_Stated problem_:
Reproduce every line in the listing that contains the word "name".

(Stored data entries)
* * * * * * *

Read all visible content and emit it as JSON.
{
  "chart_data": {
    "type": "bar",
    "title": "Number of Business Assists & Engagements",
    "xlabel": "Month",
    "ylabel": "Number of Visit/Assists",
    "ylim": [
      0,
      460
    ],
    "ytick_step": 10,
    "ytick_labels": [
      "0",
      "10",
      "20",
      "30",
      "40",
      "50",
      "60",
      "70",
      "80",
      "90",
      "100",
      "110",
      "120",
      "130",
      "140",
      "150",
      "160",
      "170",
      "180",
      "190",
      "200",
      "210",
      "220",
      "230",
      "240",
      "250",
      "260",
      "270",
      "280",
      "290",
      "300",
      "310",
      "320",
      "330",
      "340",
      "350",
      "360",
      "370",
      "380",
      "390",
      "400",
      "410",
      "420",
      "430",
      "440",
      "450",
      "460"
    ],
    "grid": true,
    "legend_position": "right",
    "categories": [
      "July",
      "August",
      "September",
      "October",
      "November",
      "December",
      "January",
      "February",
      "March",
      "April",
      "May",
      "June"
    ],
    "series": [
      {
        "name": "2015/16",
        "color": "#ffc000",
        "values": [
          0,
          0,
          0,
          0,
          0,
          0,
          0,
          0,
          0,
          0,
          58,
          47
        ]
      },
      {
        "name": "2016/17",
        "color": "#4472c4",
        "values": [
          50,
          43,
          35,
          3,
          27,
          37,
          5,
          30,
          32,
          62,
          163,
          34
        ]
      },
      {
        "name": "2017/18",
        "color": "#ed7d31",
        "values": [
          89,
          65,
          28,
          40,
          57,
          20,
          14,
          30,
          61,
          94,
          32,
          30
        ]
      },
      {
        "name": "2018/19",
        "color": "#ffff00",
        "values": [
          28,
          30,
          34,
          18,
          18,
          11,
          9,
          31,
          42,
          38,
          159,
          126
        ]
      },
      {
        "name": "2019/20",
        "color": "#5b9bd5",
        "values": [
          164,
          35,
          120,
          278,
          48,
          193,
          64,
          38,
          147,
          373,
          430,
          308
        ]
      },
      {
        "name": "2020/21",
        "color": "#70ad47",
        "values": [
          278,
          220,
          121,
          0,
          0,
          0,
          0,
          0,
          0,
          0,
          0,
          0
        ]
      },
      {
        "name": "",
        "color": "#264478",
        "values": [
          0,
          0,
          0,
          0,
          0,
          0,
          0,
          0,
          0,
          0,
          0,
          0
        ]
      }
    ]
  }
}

* * * * * * *

_Task result_:
        "name": "2015/16",
        "name": "2016/17",
        "name": "2017/18",
        "name": "2018/19",
        "name": "2019/20",
        "name": "2020/21",
        "name": "",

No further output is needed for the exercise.